**Request:**
Return a copy of each line that holds the string "TIME".

**Data to use:**
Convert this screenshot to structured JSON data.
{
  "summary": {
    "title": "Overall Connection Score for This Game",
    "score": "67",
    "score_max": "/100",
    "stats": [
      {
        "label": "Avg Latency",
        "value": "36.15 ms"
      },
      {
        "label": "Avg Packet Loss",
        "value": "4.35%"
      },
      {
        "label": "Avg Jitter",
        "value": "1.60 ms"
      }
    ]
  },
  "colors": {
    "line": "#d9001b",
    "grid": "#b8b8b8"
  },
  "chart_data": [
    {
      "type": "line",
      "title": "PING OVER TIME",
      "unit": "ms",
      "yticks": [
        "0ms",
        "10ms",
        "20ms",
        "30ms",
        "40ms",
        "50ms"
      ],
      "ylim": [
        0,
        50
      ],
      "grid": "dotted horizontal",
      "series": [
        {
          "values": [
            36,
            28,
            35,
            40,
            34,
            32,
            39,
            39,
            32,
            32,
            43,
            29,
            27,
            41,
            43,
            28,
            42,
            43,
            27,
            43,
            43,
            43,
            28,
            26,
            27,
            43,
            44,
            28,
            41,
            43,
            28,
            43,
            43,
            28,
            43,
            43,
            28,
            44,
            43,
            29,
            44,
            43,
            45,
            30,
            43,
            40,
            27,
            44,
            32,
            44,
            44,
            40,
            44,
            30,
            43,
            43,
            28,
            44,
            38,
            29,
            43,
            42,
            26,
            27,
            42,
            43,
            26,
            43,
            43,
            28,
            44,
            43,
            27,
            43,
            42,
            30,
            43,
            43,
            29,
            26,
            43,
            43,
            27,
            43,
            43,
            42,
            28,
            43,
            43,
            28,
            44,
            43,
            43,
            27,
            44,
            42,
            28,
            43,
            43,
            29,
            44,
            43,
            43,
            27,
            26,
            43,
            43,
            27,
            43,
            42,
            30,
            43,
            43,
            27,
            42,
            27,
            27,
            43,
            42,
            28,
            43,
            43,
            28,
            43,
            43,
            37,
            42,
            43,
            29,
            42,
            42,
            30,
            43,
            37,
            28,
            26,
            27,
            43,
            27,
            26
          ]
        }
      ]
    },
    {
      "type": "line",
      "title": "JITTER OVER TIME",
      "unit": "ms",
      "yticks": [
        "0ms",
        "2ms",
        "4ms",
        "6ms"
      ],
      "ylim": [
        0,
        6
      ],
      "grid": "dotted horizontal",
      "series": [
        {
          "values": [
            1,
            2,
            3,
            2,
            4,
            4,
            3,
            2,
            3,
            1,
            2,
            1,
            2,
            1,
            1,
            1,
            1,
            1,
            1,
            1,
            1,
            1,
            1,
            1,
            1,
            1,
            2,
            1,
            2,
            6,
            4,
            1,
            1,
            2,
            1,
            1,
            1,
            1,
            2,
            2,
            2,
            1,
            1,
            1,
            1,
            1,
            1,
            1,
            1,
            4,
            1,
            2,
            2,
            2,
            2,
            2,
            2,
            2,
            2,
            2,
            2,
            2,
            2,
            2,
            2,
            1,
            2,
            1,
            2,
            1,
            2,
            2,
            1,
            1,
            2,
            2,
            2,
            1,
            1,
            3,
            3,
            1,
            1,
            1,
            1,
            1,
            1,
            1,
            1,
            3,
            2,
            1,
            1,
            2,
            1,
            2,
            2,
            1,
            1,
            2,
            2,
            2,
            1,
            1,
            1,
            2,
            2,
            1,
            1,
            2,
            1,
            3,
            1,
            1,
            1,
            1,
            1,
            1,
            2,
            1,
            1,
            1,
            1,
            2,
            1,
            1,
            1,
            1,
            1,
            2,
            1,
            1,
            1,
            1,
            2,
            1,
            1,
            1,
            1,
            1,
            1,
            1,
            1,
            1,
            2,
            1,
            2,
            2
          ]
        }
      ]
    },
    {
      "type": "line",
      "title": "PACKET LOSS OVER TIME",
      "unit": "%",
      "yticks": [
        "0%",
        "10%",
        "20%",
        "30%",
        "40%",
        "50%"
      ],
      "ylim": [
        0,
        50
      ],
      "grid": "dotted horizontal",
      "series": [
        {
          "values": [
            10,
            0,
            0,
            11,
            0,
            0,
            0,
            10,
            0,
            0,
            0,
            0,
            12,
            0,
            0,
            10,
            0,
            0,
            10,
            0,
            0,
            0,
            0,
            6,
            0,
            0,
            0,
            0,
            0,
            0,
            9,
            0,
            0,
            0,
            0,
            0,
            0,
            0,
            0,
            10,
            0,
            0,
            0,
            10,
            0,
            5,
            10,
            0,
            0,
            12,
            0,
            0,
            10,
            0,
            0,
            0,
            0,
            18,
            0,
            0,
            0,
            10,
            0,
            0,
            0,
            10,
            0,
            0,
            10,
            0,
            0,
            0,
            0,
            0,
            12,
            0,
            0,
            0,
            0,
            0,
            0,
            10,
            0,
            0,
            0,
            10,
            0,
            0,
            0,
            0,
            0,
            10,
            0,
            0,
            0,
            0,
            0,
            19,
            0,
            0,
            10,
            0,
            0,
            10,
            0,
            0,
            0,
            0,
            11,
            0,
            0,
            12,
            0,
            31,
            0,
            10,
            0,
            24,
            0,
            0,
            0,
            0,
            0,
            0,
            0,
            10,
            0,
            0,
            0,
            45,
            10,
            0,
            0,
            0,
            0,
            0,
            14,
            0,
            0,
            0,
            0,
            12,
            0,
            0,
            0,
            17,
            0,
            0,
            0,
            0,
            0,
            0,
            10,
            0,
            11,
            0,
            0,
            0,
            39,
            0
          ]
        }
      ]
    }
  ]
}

**Task output:**
      "title": "PING OVER TIME",
      "title": "JITTER OVER TIME",
      "title": "PACKET LOSS OVER TIME",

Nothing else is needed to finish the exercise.